* [WHAT TO WORK ON] Write out all the material exactly. Leave nothing out.

* [INFORMATION SUPPLIED]
>> begin

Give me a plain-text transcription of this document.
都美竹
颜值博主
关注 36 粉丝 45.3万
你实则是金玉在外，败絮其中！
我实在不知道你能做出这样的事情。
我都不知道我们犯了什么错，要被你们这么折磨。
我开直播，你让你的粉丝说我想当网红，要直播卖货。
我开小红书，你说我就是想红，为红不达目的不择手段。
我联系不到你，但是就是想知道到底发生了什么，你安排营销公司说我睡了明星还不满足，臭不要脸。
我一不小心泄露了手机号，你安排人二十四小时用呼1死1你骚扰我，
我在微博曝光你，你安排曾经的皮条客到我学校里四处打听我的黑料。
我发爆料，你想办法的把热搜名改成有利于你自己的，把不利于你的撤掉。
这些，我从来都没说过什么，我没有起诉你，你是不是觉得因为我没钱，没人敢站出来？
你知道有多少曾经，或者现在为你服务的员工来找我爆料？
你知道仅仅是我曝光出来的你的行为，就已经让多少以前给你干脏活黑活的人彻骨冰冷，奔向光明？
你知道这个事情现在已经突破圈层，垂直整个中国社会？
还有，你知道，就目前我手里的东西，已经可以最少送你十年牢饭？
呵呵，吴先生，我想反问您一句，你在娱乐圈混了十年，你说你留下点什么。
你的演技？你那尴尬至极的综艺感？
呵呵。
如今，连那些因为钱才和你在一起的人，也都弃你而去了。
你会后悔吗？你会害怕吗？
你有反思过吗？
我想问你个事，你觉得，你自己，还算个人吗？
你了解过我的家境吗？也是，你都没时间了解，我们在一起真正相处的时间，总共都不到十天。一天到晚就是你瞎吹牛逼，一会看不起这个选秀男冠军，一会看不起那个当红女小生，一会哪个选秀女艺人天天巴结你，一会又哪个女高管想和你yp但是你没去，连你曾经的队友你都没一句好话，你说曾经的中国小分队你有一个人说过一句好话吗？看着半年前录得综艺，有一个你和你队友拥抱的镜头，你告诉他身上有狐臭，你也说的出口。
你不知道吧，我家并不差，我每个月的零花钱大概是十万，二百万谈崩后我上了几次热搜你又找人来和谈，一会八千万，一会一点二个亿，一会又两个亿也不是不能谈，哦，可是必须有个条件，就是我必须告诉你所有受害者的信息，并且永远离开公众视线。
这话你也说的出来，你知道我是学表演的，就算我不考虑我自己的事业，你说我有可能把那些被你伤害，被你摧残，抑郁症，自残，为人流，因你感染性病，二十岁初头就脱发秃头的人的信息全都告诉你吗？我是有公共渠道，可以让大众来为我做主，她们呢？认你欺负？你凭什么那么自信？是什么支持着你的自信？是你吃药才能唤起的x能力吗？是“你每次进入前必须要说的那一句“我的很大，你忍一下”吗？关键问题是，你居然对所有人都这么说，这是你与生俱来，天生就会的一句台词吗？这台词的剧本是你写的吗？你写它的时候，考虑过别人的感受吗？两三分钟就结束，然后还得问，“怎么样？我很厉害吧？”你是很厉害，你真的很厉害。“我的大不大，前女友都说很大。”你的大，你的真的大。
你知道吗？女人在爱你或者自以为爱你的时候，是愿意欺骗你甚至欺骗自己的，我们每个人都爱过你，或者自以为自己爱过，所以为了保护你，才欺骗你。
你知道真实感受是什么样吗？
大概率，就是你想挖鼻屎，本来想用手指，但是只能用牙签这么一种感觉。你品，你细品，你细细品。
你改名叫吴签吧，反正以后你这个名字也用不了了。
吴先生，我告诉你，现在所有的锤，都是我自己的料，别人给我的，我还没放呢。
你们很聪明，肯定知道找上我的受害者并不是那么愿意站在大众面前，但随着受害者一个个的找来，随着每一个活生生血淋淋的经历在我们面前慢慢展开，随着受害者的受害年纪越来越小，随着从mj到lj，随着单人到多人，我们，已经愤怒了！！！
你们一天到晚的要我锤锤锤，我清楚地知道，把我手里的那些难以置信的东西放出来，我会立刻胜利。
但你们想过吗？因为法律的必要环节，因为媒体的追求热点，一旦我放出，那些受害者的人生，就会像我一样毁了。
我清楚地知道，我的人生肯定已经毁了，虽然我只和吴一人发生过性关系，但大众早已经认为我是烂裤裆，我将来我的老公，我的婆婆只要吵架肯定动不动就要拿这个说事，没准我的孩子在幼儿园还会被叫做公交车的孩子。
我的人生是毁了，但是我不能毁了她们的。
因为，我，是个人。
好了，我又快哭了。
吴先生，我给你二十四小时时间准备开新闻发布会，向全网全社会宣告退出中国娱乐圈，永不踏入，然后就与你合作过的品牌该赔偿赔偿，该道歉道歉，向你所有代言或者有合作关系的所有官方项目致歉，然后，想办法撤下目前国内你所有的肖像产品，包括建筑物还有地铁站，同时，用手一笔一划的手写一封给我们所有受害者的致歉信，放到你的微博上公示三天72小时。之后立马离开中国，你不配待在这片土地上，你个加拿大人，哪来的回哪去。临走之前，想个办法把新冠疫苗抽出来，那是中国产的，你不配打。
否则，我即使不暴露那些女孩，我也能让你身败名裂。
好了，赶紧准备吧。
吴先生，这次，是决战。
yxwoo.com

>> end

* [CORRECT OUTPUT]
Give me a plain-text transcription of this document.
都美竹
颜值博主
关注 36 粉丝 45.3万
你实则是金玉在外，败絮其中！
我实在不知道你能做出这样的事情。
我都不知道我们犯了什么错，要被你们这么折磨。
我开直播，你让你的粉丝说我想当网红，要直播卖货。
我开小红书，你说我就是想红，为红不达目的不择手段。
我联系不到你，但是就是想知道到底发生了什么，你安排营销公司说我睡了明星还不满足，臭不要脸。
我一不小心泄露了手机号，你安排人二十四小时用呼1死1你骚扰我，
我在微博曝光你，你安排曾经的皮条客到我学校里四处打听我的黑料。
我发爆料，你想办法的把热搜名改成有利于你自己的，把不利于你的撤掉。
这些，我从来都没说过什么，我没有起诉你，你是不是觉得因为我没钱，没人敢站出来？
你知道有多少曾经，或者现在为你服务的员工来找我爆料？
你知道仅仅是我曝光出来的你的行为，就已经让多少以前给你干脏活黑活的人彻骨冰冷，奔向光明？
你知道这个事情现在已经突破圈层，垂直整个中国社会？
还有，你知道，就目前我手里的东西，已经可以最少送你十年牢饭？
呵呵，吴先生，我想反问您一句，你在娱乐圈混了十年，你说你留下点什么。
你的演技？你那尴尬至极的综艺感？
呵呵。
如今，连那些因为钱才和你在一起的人，也都弃你而去了。
你会后悔吗？你会害怕吗？
你有反思过吗？
我想问你个事，你觉得，你自己，还算个人吗？
你了解过我的家境吗？也是，你都没时间了解，我们在一起真正相处的时间，总共都不到十天。一天到晚就是你瞎吹牛逼，一会看不起这个选秀男冠军，一会看不起那个当红女小生，一会哪个选秀女艺人天天巴结你，一会又哪个女高管想和你yp但是你没去，连你曾经的队友你都没一句好话，你说曾经的中国小分队你有一个人说过一句好话吗？看着半年前录得综艺，有一个你和你队友拥抱的镜头，你告诉他身上有狐臭，你也说的出口。
你不知道吧，我家并不差，我每个月的零花钱大概是十万，二百万谈崩后我上了几次热搜你又找人来和谈，一会八千万，一会一点二个亿，一会又两个亿也不是不能谈，哦，可是必须有个条件，就是我必须告诉你所有受害者的信息，并且永远离开公众视线。
这话你也说的出来，你知道我是学表演的，就算我不考虑我自己的事业，你说我有可能把那些被你伤害，被你摧残，抑郁症，自残，为人流，因你感染性病，二十岁初头就脱发秃头的人的信息全都告诉你吗？我是有公共渠道，可以让大众来为我做主，她们呢？认你欺负？你凭什么那么自信？是什么支持着你的自信？是你吃药才能唤起的x能力吗？是“你每次进入前必须要说的那一句“我的很大，你忍一下”吗？关键问题是，你居然对所有人都这么说，这是你与生俱来，天生就会的一句台词吗？这台词的剧本是你写的吗？你写它的时候，考虑过别人的感受吗？两三分钟就结束，然后还得问，“怎么样？我很厉害吧？”你是很厉害，你真的很厉害。“我的大不大，前女友都说很大。”你的大，你的真的大。
你知道吗？女人在爱你或者自以为爱你的时候，是愿意欺骗你甚至欺骗自己的，我们每个人都爱过你，或者自以为自己爱过，所以为了保护你，才欺骗你。
你知道真实感受是什么样吗？
大概率，就是你想挖鼻屎，本来想用手指，但是只能用牙签这么一种感觉。你品，你细品，你细细品。
你改名叫吴签吧，反正以后你这个名字也用不了了。
吴先生，我告诉你，现在所有的锤，都是我自己的料，别人给我的，我还没放呢。
你们很聪明，肯定知道找上我的受害者并不是那么愿意站在大众面前，但随着受害者一个个的找来，随着每一个活生生血淋淋的经历在我们面前慢慢展开，随着受害者的受害年纪越来越小，随着从mj到lj，随着单人到多人，我们，已经愤怒了！！！
你们一天到晚的要我锤锤锤，我清楚地知道，把我手里的那些难以置信的东西放出来，我会立刻胜利。
但你们想过吗？因为法律的必要环节，因为媒体的追求热点，一旦我放出，那些受害者的人生，就会像我一样毁了。
我清楚地知道，我的人生肯定已经毁了，虽然我只和吴一人发生过性关系，但大众早已经认为我是烂裤裆，我将来我的老公，我的婆婆只要吵架肯定动不动就要拿这个说事，没准我的孩子在幼儿园还会被叫做公交车的孩子。
我的人生是毁了，但是我不能毁了她们的。
因为，我，是个人。
好了，我又快哭了。
吴先生，我给你二十四小时时间准备开新闻发布会，向全网全社会宣告退出中国娱乐圈，永不踏入，然后就与你合作过的品牌该赔偿赔偿，该道歉道歉，向你所有代言或者有合作关系的所有官方项目致歉，然后，想办法撤下目前国内你所有的肖像产品，包括建筑物还有地铁站，同时，用手一笔一划的手写一封给我们所有受害者的致歉信，放到你的微博上公示三天72小时。之后立马离开中国，你不配待在这片土地上，你个加拿大人，哪来的回哪去。临走之前，想个办法把新冠疫苗抽出来，那是中国产的，你不配打。
否则，我即使不暴露那些女孩，我也能让你身败名裂。
好了，赶紧准备吧。
吴先生，这次，是决战。
yxwoo.com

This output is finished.